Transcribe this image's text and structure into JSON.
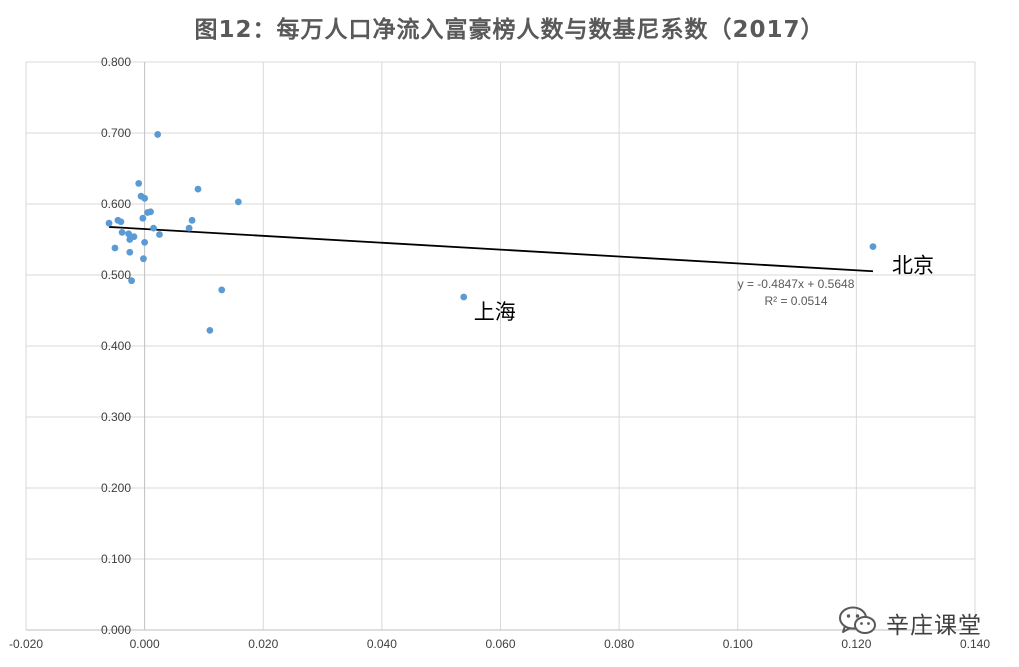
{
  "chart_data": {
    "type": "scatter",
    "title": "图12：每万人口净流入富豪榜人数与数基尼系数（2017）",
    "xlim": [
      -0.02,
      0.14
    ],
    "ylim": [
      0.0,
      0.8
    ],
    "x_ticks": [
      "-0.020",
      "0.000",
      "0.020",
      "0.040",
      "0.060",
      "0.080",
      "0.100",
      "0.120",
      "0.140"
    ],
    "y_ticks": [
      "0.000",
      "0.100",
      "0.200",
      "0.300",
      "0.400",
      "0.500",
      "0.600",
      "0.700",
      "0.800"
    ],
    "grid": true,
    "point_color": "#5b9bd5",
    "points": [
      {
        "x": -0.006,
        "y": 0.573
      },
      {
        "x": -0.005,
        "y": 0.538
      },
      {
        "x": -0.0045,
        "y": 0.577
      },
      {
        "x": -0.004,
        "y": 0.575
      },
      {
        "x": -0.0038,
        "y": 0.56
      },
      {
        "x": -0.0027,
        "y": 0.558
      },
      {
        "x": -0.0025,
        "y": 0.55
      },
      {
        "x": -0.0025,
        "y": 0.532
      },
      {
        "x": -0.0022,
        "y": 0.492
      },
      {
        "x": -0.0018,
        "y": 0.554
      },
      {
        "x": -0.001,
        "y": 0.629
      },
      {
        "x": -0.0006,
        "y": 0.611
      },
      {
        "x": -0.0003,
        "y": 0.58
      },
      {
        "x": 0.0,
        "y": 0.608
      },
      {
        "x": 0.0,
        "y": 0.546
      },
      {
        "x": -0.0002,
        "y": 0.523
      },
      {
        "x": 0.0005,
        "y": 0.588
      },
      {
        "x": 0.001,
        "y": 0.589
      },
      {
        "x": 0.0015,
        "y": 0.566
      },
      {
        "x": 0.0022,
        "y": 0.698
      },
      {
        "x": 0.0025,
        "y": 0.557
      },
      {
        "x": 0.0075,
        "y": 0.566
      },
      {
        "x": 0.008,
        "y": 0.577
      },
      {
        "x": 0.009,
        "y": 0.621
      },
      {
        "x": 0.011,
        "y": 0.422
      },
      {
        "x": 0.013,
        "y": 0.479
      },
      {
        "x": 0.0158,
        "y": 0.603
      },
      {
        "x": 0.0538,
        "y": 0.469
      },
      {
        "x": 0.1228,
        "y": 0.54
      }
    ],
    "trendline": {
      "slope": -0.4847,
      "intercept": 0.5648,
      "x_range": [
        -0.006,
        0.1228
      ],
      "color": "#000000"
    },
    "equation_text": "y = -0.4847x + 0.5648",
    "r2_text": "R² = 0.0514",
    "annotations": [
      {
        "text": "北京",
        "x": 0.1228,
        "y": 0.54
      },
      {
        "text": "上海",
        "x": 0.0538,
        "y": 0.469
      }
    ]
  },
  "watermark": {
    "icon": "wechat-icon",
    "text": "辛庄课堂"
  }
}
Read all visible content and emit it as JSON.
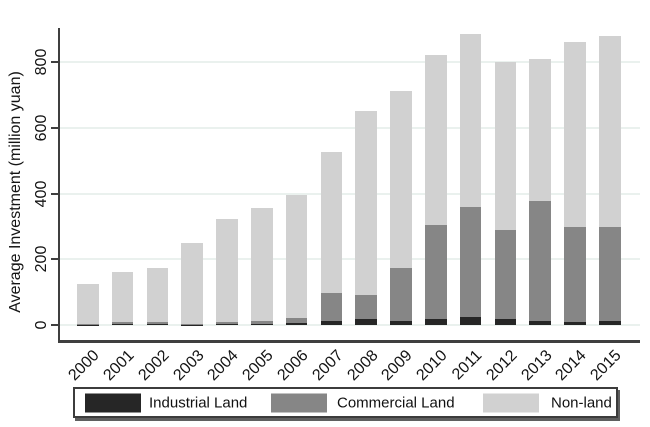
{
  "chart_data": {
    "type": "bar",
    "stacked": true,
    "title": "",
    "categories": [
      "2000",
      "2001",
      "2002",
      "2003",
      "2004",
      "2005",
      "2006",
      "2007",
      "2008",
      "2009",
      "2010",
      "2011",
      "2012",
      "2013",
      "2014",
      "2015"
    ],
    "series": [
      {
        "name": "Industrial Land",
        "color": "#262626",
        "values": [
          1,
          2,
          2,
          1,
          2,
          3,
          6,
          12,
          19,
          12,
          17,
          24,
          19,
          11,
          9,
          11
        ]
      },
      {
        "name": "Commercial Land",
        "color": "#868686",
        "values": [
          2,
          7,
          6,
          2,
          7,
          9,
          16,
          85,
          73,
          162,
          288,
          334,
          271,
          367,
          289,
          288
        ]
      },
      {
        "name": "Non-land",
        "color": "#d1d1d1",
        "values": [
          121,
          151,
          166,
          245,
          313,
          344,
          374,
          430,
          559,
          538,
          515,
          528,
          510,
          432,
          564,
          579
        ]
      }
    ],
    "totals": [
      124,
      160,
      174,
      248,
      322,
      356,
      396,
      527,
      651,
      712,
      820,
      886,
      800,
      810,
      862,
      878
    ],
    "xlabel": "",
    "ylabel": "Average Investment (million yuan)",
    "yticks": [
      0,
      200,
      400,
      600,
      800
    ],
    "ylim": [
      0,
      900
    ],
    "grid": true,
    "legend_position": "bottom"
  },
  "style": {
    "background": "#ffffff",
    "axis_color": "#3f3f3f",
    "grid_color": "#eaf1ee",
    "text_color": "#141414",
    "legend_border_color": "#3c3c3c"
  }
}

━━━━━━━━━━━━━━━━━━━━━━━━━━━━━━

→ Directions for this task: Exactly reproduce the entries above, minus the pictures.

→ Worked solution:
Transcribe this image's text and structure into JSON.
{
  "chart_data": {
    "type": "scatter",
    "title": "图12：每万人口净流入富豪榜人数与数基尼系数（2017）",
    "xlim": [
      -0.02,
      0.14
    ],
    "ylim": [
      0.0,
      0.8
    ],
    "x_ticks": [
      "-0.020",
      "0.000",
      "0.020",
      "0.040",
      "0.060",
      "0.080",
      "0.100",
      "0.120",
      "0.140"
    ],
    "y_ticks": [
      "0.000",
      "0.100",
      "0.200",
      "0.300",
      "0.400",
      "0.500",
      "0.600",
      "0.700",
      "0.800"
    ],
    "grid": true,
    "point_color": "#5b9bd5",
    "points": [
      {
        "x": -0.006,
        "y": 0.573
      },
      {
        "x": -0.005,
        "y": 0.538
      },
      {
        "x": -0.0045,
        "y": 0.577
      },
      {
        "x": -0.004,
        "y": 0.575
      },
      {
        "x": -0.0038,
        "y": 0.56
      },
      {
        "x": -0.0027,
        "y": 0.558
      },
      {
        "x": -0.0025,
        "y": 0.55
      },
      {
        "x": -0.0025,
        "y": 0.532
      },
      {
        "x": -0.0022,
        "y": 0.492
      },
      {
        "x": -0.0018,
        "y": 0.554
      },
      {
        "x": -0.001,
        "y": 0.629
      },
      {
        "x": -0.0006,
        "y": 0.611
      },
      {
        "x": -0.0003,
        "y": 0.58
      },
      {
        "x": 0.0,
        "y": 0.608
      },
      {
        "x": 0.0,
        "y": 0.546
      },
      {
        "x": -0.0002,
        "y": 0.523
      },
      {
        "x": 0.0005,
        "y": 0.588
      },
      {
        "x": 0.001,
        "y": 0.589
      },
      {
        "x": 0.0015,
        "y": 0.566
      },
      {
        "x": 0.0022,
        "y": 0.698
      },
      {
        "x": 0.0025,
        "y": 0.557
      },
      {
        "x": 0.0075,
        "y": 0.566
      },
      {
        "x": 0.008,
        "y": 0.577
      },
      {
        "x": 0.009,
        "y": 0.621
      },
      {
        "x": 0.011,
        "y": 0.422
      },
      {
        "x": 0.013,
        "y": 0.479
      },
      {
        "x": 0.0158,
        "y": 0.603
      },
      {
        "x": 0.0538,
        "y": 0.469
      },
      {
        "x": 0.1228,
        "y": 0.54
      }
    ],
    "trendline": {
      "slope": -0.4847,
      "intercept": 0.5648,
      "x_range": [
        -0.006,
        0.1228
      ],
      "color": "#000000"
    },
    "equation_text": "y = -0.4847x + 0.5648",
    "r2_text": "R² = 0.0514",
    "annotations": [
      {
        "text": "北京",
        "x": 0.1228,
        "y": 0.54
      },
      {
        "text": "上海",
        "x": 0.0538,
        "y": 0.469
      }
    ]
  },
  "watermark": {
    "icon": "wechat-icon",
    "text": "辛庄课堂"
  }
}
Read all visible content and emit it as JSON.
{
  "chart_data": {
    "type": "bar",
    "stacked": true,
    "title": "",
    "categories": [
      "2000",
      "2001",
      "2002",
      "2003",
      "2004",
      "2005",
      "2006",
      "2007",
      "2008",
      "2009",
      "2010",
      "2011",
      "2012",
      "2013",
      "2014",
      "2015"
    ],
    "series": [
      {
        "name": "Industrial Land",
        "color": "#262626",
        "values": [
          1,
          2,
          2,
          1,
          2,
          3,
          6,
          12,
          19,
          12,
          17,
          24,
          19,
          11,
          9,
          11
        ]
      },
      {
        "name": "Commercial Land",
        "color": "#868686",
        "values": [
          2,
          7,
          6,
          2,
          7,
          9,
          16,
          85,
          73,
          162,
          288,
          334,
          271,
          367,
          289,
          288
        ]
      },
      {
        "name": "Non-land",
        "color": "#d1d1d1",
        "values": [
          121,
          151,
          166,
          245,
          313,
          344,
          374,
          430,
          559,
          538,
          515,
          528,
          510,
          432,
          564,
          579
        ]
      }
    ],
    "totals": [
      124,
      160,
      174,
      248,
      322,
      356,
      396,
      527,
      651,
      712,
      820,
      886,
      800,
      810,
      862,
      878
    ],
    "xlabel": "",
    "ylabel": "Average Investment (million yuan)",
    "yticks": [
      0,
      200,
      400,
      600,
      800
    ],
    "ylim": [
      0,
      900
    ],
    "grid": true,
    "legend_position": "bottom"
  },
  "style": {
    "background": "#ffffff",
    "axis_color": "#3f3f3f",
    "grid_color": "#eaf1ee",
    "text_color": "#141414",
    "legend_border_color": "#3c3c3c"
  }
}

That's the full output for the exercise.